Instruction: Repeat the material below exactly, line for line.

★ ★ ★

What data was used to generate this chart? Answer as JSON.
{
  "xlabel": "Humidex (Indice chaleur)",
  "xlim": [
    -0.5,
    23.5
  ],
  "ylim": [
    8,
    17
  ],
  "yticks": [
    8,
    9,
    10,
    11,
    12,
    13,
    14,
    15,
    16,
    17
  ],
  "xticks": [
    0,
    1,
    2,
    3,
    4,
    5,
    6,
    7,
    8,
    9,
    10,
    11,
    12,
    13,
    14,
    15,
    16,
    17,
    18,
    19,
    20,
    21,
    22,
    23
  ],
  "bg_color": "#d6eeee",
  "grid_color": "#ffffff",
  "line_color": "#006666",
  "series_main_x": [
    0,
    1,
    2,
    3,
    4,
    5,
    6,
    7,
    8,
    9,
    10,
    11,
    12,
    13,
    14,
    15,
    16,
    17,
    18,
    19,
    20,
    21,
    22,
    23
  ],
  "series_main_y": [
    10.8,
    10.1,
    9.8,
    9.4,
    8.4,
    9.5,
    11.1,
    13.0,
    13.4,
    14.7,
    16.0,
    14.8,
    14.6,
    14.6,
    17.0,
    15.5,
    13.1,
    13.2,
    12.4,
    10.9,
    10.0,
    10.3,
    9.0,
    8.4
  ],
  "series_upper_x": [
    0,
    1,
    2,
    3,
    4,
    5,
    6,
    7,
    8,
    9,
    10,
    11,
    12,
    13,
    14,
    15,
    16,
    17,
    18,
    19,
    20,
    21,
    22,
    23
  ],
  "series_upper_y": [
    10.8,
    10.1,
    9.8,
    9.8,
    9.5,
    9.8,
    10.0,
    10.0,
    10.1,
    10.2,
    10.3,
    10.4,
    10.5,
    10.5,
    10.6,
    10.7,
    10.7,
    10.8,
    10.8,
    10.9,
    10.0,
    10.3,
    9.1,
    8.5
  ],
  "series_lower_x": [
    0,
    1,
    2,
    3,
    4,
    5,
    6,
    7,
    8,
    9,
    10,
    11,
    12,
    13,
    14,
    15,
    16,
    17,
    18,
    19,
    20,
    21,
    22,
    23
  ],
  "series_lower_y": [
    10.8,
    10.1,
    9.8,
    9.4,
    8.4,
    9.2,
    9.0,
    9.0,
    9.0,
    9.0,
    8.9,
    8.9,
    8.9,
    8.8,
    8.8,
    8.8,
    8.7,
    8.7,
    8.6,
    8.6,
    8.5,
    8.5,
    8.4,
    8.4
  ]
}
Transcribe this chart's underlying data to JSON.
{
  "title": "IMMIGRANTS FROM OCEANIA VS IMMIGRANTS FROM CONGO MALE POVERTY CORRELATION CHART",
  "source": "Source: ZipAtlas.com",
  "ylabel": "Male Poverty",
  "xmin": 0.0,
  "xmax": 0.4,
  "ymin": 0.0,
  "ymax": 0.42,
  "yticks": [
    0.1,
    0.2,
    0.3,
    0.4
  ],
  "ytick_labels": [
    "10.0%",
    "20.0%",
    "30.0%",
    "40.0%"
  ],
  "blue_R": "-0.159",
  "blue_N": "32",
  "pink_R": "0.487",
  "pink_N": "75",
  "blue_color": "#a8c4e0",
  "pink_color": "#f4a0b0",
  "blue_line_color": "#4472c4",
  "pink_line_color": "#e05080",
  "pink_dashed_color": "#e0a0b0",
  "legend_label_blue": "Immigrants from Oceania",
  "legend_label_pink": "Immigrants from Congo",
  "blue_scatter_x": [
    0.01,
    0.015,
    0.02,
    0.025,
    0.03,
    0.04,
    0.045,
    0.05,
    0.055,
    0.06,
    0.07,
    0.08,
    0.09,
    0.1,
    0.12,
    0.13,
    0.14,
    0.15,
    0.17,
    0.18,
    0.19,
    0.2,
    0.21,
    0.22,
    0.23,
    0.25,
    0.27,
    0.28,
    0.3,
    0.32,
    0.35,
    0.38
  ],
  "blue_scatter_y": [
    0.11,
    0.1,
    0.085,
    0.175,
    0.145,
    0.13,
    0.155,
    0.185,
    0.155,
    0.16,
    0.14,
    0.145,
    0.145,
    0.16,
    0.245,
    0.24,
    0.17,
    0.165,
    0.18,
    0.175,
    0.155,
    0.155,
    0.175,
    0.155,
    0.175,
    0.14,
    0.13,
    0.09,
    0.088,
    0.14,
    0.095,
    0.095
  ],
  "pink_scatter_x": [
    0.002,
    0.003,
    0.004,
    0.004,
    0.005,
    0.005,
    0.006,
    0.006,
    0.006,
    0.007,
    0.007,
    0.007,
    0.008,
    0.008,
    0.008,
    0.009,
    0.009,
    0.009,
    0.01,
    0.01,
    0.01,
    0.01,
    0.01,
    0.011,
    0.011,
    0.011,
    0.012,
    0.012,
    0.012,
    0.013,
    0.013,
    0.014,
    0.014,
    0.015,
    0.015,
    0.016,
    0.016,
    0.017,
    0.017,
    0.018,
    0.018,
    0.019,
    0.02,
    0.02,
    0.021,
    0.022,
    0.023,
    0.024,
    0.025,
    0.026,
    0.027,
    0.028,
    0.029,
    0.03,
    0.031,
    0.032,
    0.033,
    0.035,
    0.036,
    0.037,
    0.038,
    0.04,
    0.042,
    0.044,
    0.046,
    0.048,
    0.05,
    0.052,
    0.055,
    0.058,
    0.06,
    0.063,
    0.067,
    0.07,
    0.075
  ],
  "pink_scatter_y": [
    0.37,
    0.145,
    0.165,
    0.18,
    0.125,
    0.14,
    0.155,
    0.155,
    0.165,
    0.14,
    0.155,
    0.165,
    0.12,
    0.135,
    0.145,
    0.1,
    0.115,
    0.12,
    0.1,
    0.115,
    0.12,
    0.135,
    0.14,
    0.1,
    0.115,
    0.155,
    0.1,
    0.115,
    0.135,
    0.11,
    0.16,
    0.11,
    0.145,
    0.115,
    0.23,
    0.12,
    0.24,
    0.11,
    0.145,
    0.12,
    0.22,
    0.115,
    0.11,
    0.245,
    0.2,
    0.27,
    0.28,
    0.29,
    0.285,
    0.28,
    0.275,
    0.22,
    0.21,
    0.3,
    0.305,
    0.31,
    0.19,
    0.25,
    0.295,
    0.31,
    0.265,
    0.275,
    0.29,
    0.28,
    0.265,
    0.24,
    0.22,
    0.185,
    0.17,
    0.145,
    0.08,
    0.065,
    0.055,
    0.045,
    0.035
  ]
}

★ ★ ★

Exercise solution:
What data was used to generate this chart? Answer as JSON.
{
  "xlabel": "Humidex (Indice chaleur)",
  "xlim": [
    -0.5,
    23.5
  ],
  "ylim": [
    8,
    17
  ],
  "yticks": [
    8,
    9,
    10,
    11,
    12,
    13,
    14,
    15,
    16,
    17
  ],
  "xticks": [
    0,
    1,
    2,
    3,
    4,
    5,
    6,
    7,
    8,
    9,
    10,
    11,
    12,
    13,
    14,
    15,
    16,
    17,
    18,
    19,
    20,
    21,
    22,
    23
  ],
  "bg_color": "#d6eeee",
  "grid_color": "#ffffff",
  "line_color": "#006666",
  "series_main_x": [
    0,
    1,
    2,
    3,
    4,
    5,
    6,
    7,
    8,
    9,
    10,
    11,
    12,
    13,
    14,
    15,
    16,
    17,
    18,
    19,
    20,
    21,
    22,
    23
  ],
  "series_main_y": [
    10.8,
    10.1,
    9.8,
    9.4,
    8.4,
    9.5,
    11.1,
    13.0,
    13.4,
    14.7,
    16.0,
    14.8,
    14.6,
    14.6,
    17.0,
    15.5,
    13.1,
    13.2,
    12.4,
    10.9,
    10.0,
    10.3,
    9.0,
    8.4
  ],
  "series_upper_x": [
    0,
    1,
    2,
    3,
    4,
    5,
    6,
    7,
    8,
    9,
    10,
    11,
    12,
    13,
    14,
    15,
    16,
    17,
    18,
    19,
    20,
    21,
    22,
    23
  ],
  "series_upper_y": [
    10.8,
    10.1,
    9.8,
    9.8,
    9.5,
    9.8,
    10.0,
    10.0,
    10.1,
    10.2,
    10.3,
    10.4,
    10.5,
    10.5,
    10.6,
    10.7,
    10.7,
    10.8,
    10.8,
    10.9,
    10.0,
    10.3,
    9.1,
    8.5
  ],
  "series_lower_x": [
    0,
    1,
    2,
    3,
    4,
    5,
    6,
    7,
    8,
    9,
    10,
    11,
    12,
    13,
    14,
    15,
    16,
    17,
    18,
    19,
    20,
    21,
    22,
    23
  ],
  "series_lower_y": [
    10.8,
    10.1,
    9.8,
    9.4,
    8.4,
    9.2,
    9.0,
    9.0,
    9.0,
    9.0,
    8.9,
    8.9,
    8.9,
    8.8,
    8.8,
    8.8,
    8.7,
    8.7,
    8.6,
    8.6,
    8.5,
    8.5,
    8.4,
    8.4
  ]
}
Transcribe this chart's underlying data to JSON.
{
  "title": "IMMIGRANTS FROM OCEANIA VS IMMIGRANTS FROM CONGO MALE POVERTY CORRELATION CHART",
  "source": "Source: ZipAtlas.com",
  "ylabel": "Male Poverty",
  "xmin": 0.0,
  "xmax": 0.4,
  "ymin": 0.0,
  "ymax": 0.42,
  "yticks": [
    0.1,
    0.2,
    0.3,
    0.4
  ],
  "ytick_labels": [
    "10.0%",
    "20.0%",
    "30.0%",
    "40.0%"
  ],
  "blue_R": "-0.159",
  "blue_N": "32",
  "pink_R": "0.487",
  "pink_N": "75",
  "blue_color": "#a8c4e0",
  "pink_color": "#f4a0b0",
  "blue_line_color": "#4472c4",
  "pink_line_color": "#e05080",
  "pink_dashed_color": "#e0a0b0",
  "legend_label_blue": "Immigrants from Oceania",
  "legend_label_pink": "Immigrants from Congo",
  "blue_scatter_x": [
    0.01,
    0.015,
    0.02,
    0.025,
    0.03,
    0.04,
    0.045,
    0.05,
    0.055,
    0.06,
    0.07,
    0.08,
    0.09,
    0.1,
    0.12,
    0.13,
    0.14,
    0.15,
    0.17,
    0.18,
    0.19,
    0.2,
    0.21,
    0.22,
    0.23,
    0.25,
    0.27,
    0.28,
    0.3,
    0.32,
    0.35,
    0.38
  ],
  "blue_scatter_y": [
    0.11,
    0.1,
    0.085,
    0.175,
    0.145,
    0.13,
    0.155,
    0.185,
    0.155,
    0.16,
    0.14,
    0.145,
    0.145,
    0.16,
    0.245,
    0.24,
    0.17,
    0.165,
    0.18,
    0.175,
    0.155,
    0.155,
    0.175,
    0.155,
    0.175,
    0.14,
    0.13,
    0.09,
    0.088,
    0.14,
    0.095,
    0.095
  ],
  "pink_scatter_x": [
    0.002,
    0.003,
    0.004,
    0.004,
    0.005,
    0.005,
    0.006,
    0.006,
    0.006,
    0.007,
    0.007,
    0.007,
    0.008,
    0.008,
    0.008,
    0.009,
    0.009,
    0.009,
    0.01,
    0.01,
    0.01,
    0.01,
    0.01,
    0.011,
    0.011,
    0.011,
    0.012,
    0.012,
    0.012,
    0.013,
    0.013,
    0.014,
    0.014,
    0.015,
    0.015,
    0.016,
    0.016,
    0.017,
    0.017,
    0.018,
    0.018,
    0.019,
    0.02,
    0.02,
    0.021,
    0.022,
    0.023,
    0.024,
    0.025,
    0.026,
    0.027,
    0.028,
    0.029,
    0.03,
    0.031,
    0.032,
    0.033,
    0.035,
    0.036,
    0.037,
    0.038,
    0.04,
    0.042,
    0.044,
    0.046,
    0.048,
    0.05,
    0.052,
    0.055,
    0.058,
    0.06,
    0.063,
    0.067,
    0.07,
    0.075
  ],
  "pink_scatter_y": [
    0.37,
    0.145,
    0.165,
    0.18,
    0.125,
    0.14,
    0.155,
    0.155,
    0.165,
    0.14,
    0.155,
    0.165,
    0.12,
    0.135,
    0.145,
    0.1,
    0.115,
    0.12,
    0.1,
    0.115,
    0.12,
    0.135,
    0.14,
    0.1,
    0.115,
    0.155,
    0.1,
    0.115,
    0.135,
    0.11,
    0.16,
    0.11,
    0.145,
    0.115,
    0.23,
    0.12,
    0.24,
    0.11,
    0.145,
    0.12,
    0.22,
    0.115,
    0.11,
    0.245,
    0.2,
    0.27,
    0.28,
    0.29,
    0.285,
    0.28,
    0.275,
    0.22,
    0.21,
    0.3,
    0.305,
    0.31,
    0.19,
    0.25,
    0.295,
    0.31,
    0.265,
    0.275,
    0.29,
    0.28,
    0.265,
    0.24,
    0.22,
    0.185,
    0.17,
    0.145,
    0.08,
    0.065,
    0.055,
    0.045,
    0.035
  ]
}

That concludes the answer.